→ Job
Send back the records in full, character for character.
== Data extract
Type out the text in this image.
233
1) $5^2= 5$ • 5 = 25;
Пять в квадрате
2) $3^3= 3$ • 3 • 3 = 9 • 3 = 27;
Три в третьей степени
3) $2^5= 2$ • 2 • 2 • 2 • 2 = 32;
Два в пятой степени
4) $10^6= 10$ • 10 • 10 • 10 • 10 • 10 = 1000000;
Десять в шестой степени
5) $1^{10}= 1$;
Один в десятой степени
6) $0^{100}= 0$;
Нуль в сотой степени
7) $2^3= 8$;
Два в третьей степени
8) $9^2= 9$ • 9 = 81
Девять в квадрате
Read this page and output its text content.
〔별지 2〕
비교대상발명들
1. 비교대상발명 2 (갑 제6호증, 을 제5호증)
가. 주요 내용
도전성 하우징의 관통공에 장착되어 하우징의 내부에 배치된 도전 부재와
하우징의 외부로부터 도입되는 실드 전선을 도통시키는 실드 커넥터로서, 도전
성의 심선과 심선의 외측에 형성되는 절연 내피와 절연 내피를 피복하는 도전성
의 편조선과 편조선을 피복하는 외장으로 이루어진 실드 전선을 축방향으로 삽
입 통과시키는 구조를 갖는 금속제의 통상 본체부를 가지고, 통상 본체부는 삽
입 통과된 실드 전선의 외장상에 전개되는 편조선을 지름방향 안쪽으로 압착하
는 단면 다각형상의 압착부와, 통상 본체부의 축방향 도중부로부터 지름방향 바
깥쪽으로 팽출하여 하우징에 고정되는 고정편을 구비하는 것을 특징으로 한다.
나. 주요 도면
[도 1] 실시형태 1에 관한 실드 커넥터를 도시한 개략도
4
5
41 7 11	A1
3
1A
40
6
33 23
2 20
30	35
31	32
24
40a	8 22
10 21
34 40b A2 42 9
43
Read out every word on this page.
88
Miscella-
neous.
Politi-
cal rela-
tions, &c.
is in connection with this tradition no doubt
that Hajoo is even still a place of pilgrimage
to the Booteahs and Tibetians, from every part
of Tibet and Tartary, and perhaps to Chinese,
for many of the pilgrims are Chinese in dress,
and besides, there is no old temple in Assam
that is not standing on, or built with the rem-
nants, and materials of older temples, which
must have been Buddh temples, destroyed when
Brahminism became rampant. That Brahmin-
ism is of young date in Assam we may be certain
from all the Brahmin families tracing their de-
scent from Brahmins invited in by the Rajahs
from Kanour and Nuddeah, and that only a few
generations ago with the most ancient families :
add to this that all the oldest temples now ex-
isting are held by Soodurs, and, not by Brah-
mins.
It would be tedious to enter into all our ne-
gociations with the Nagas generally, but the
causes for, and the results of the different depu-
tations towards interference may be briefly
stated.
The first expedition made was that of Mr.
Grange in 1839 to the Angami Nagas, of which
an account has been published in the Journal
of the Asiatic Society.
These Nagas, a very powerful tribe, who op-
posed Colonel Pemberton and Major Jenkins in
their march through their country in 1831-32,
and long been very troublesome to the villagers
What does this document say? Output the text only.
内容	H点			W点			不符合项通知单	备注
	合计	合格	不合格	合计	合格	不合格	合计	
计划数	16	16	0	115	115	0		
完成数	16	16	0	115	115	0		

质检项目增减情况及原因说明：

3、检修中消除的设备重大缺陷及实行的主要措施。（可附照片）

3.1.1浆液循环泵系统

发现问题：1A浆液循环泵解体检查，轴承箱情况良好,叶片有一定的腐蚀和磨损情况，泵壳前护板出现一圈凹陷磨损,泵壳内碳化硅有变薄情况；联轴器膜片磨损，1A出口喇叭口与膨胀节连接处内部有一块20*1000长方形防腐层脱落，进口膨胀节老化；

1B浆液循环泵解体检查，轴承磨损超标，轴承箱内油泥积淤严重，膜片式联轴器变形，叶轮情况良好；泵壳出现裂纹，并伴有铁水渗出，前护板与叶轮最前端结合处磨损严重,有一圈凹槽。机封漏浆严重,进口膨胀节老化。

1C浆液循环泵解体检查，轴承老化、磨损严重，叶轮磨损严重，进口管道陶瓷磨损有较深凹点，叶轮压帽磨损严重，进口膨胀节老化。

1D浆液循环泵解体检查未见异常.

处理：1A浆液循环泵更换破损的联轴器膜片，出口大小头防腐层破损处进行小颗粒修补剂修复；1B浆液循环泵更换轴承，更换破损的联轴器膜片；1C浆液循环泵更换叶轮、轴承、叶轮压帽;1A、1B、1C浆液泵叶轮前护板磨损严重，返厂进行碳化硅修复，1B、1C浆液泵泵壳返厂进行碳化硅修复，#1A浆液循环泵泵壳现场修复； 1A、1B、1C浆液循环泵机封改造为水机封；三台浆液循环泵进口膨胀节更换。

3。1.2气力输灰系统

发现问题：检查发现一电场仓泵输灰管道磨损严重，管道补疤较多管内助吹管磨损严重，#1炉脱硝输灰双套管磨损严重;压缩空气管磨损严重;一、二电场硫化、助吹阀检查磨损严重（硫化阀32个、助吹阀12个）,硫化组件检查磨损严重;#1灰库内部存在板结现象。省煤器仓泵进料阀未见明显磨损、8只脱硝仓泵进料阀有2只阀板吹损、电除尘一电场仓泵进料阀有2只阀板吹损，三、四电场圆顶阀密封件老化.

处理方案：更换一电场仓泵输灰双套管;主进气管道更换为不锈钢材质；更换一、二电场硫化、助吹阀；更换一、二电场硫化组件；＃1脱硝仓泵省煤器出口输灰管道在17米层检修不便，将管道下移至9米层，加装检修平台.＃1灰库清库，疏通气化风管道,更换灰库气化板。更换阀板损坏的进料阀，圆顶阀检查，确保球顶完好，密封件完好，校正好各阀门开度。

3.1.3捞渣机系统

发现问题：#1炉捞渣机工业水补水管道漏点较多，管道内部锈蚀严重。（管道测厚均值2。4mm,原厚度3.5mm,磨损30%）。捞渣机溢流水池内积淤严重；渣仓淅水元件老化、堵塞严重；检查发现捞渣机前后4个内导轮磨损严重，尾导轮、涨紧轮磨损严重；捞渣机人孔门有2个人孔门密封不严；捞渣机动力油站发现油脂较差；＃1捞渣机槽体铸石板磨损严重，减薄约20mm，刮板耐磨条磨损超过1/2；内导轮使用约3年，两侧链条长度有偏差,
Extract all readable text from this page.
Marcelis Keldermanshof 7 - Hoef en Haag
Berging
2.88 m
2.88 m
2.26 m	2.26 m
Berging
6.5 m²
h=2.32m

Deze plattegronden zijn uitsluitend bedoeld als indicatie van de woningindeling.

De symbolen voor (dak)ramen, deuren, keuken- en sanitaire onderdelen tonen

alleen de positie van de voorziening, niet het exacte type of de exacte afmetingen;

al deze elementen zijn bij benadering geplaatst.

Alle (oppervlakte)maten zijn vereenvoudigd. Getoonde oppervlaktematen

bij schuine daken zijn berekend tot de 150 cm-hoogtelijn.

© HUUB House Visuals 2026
====
→ Solution to the exercise
Type out the text in this image.
233
1) $5^2= 5$ • 5 = 25;
Пять в квадрате
2) $3^3= 3$ • 3 • 3 = 9 • 3 = 27;
Три в третьей степени
3) $2^5= 2$ • 2 • 2 • 2 • 2 = 32;
Два в пятой степени
4) $10^6= 10$ • 10 • 10 • 10 • 10 • 10 = 1000000;
Десять в шестой степени
5) $1^{10}= 1$;
Один в десятой степени
6) $0^{100}= 0$;
Нуль в сотой степени
7) $2^3= 8$;
Два в третьей степени
8) $9^2= 9$ • 9 = 81
Девять в квадрате
Read this page and output its text content.
〔별지 2〕
비교대상발명들
1. 비교대상발명 2 (갑 제6호증, 을 제5호증)
가. 주요 내용
도전성 하우징의 관통공에 장착되어 하우징의 내부에 배치된 도전 부재와
하우징의 외부로부터 도입되는 실드 전선을 도통시키는 실드 커넥터로서, 도전
성의 심선과 심선의 외측에 형성되는 절연 내피와 절연 내피를 피복하는 도전성
의 편조선과 편조선을 피복하는 외장으로 이루어진 실드 전선을 축방향으로 삽
입 통과시키는 구조를 갖는 금속제의 통상 본체부를 가지고, 통상 본체부는 삽
입 통과된 실드 전선의 외장상에 전개되는 편조선을 지름방향 안쪽으로 압착하
는 단면 다각형상의 압착부와, 통상 본체부의 축방향 도중부로부터 지름방향 바
깥쪽으로 팽출하여 하우징에 고정되는 고정편을 구비하는 것을 특징으로 한다.
나. 주요 도면
[도 1] 실시형태 1에 관한 실드 커넥터를 도시한 개략도
4
5
41 7 11	A1
3
1A
40
6
33 23
2 20
30	35
31	32
24
40a	8 22
10 21
34 40b A2 42 9
43
Read out every word on this page.
88
Miscella-
neous.
Politi-
cal rela-
tions, &c.
is in connection with this tradition no doubt
that Hajoo is even still a place of pilgrimage
to the Booteahs and Tibetians, from every part
of Tibet and Tartary, and perhaps to Chinese,
for many of the pilgrims are Chinese in dress,
and besides, there is no old temple in Assam
that is not standing on, or built with the rem-
nants, and materials of older temples, which
must have been Buddh temples, destroyed when
Brahminism became rampant. That Brahmin-
ism is of young date in Assam we may be certain
from all the Brahmin families tracing their de-
scent from Brahmins invited in by the Rajahs
from Kanour and Nuddeah, and that only a few
generations ago with the most ancient families :
add to this that all the oldest temples now ex-
isting are held by Soodurs, and, not by Brah-
mins.
It would be tedious to enter into all our ne-
gociations with the Nagas generally, but the
causes for, and the results of the different depu-
tations towards interference may be briefly
stated.
The first expedition made was that of Mr.
Grange in 1839 to the Angami Nagas, of which
an account has been published in the Journal
of the Asiatic Society.
These Nagas, a very powerful tribe, who op-
posed Colonel Pemberton and Major Jenkins in
their march through their country in 1831-32,
and long been very troublesome to the villagers
What does this document say? Output the text only.
内容	H点			W点			不符合项通知单	备注
	合计	合格	不合格	合计	合格	不合格	合计	
计划数	16	16	0	115	115	0		
完成数	16	16	0	115	115	0		

质检项目增减情况及原因说明：

3、检修中消除的设备重大缺陷及实行的主要措施。（可附照片）

3.1.1浆液循环泵系统

发现问题：1A浆液循环泵解体检查，轴承箱情况良好,叶片有一定的腐蚀和磨损情况，泵壳前护板出现一圈凹陷磨损,泵壳内碳化硅有变薄情况；联轴器膜片磨损，1A出口喇叭口与膨胀节连接处内部有一块20*1000长方形防腐层脱落，进口膨胀节老化；

1B浆液循环泵解体检查，轴承磨损超标，轴承箱内油泥积淤严重，膜片式联轴器变形，叶轮情况良好；泵壳出现裂纹，并伴有铁水渗出，前护板与叶轮最前端结合处磨损严重,有一圈凹槽。机封漏浆严重,进口膨胀节老化。

1C浆液循环泵解体检查，轴承老化、磨损严重，叶轮磨损严重，进口管道陶瓷磨损有较深凹点，叶轮压帽磨损严重，进口膨胀节老化。

1D浆液循环泵解体检查未见异常.

处理：1A浆液循环泵更换破损的联轴器膜片，出口大小头防腐层破损处进行小颗粒修补剂修复；1B浆液循环泵更换轴承，更换破损的联轴器膜片；1C浆液循环泵更换叶轮、轴承、叶轮压帽;1A、1B、1C浆液泵叶轮前护板磨损严重，返厂进行碳化硅修复，1B、1C浆液泵泵壳返厂进行碳化硅修复，#1A浆液循环泵泵壳现场修复； 1A、1B、1C浆液循环泵机封改造为水机封；三台浆液循环泵进口膨胀节更换。

3。1.2气力输灰系统

发现问题：检查发现一电场仓泵输灰管道磨损严重，管道补疤较多管内助吹管磨损严重，#1炉脱硝输灰双套管磨损严重;压缩空气管磨损严重;一、二电场硫化、助吹阀检查磨损严重（硫化阀32个、助吹阀12个）,硫化组件检查磨损严重;#1灰库内部存在板结现象。省煤器仓泵进料阀未见明显磨损、8只脱硝仓泵进料阀有2只阀板吹损、电除尘一电场仓泵进料阀有2只阀板吹损，三、四电场圆顶阀密封件老化.

处理方案：更换一电场仓泵输灰双套管;主进气管道更换为不锈钢材质；更换一、二电场硫化、助吹阀；更换一、二电场硫化组件；＃1脱硝仓泵省煤器出口输灰管道在17米层检修不便，将管道下移至9米层，加装检修平台.＃1灰库清库，疏通气化风管道,更换灰库气化板。更换阀板损坏的进料阀，圆顶阀检查，确保球顶完好，密封件完好，校正好各阀门开度。

3.1.3捞渣机系统

发现问题：#1炉捞渣机工业水补水管道漏点较多，管道内部锈蚀严重。（管道测厚均值2。4mm,原厚度3.5mm,磨损30%）。捞渣机溢流水池内积淤严重；渣仓淅水元件老化、堵塞严重；检查发现捞渣机前后4个内导轮磨损严重，尾导轮、涨紧轮磨损严重；捞渣机人孔门有2个人孔门密封不严；捞渣机动力油站发现油脂较差；＃1捞渣机槽体铸石板磨损严重，减薄约20mm，刮板耐磨条磨损超过1/2；内导轮使用约3年，两侧链条长度有偏差,
Extract all readable text from this page.
Marcelis Keldermanshof 7 - Hoef en Haag
Berging
2.88 m
2.88 m
2.26 m	2.26 m
Berging
6.5 m²
h=2.32m

Deze plattegronden zijn uitsluitend bedoeld als indicatie van de woningindeling.

De symbolen voor (dak)ramen, deuren, keuken- en sanitaire onderdelen tonen

alleen de positie van de voorziening, niet het exacte type of de exacte afmetingen;

al deze elementen zijn bij benadering geplaatst.

Alle (oppervlakte)maten zijn vereenvoudigd. Getoonde oppervlaktematen

bij schuine daken zijn berekend tot de 150 cm-hoogtelijn.

© HUUB House Visuals 2026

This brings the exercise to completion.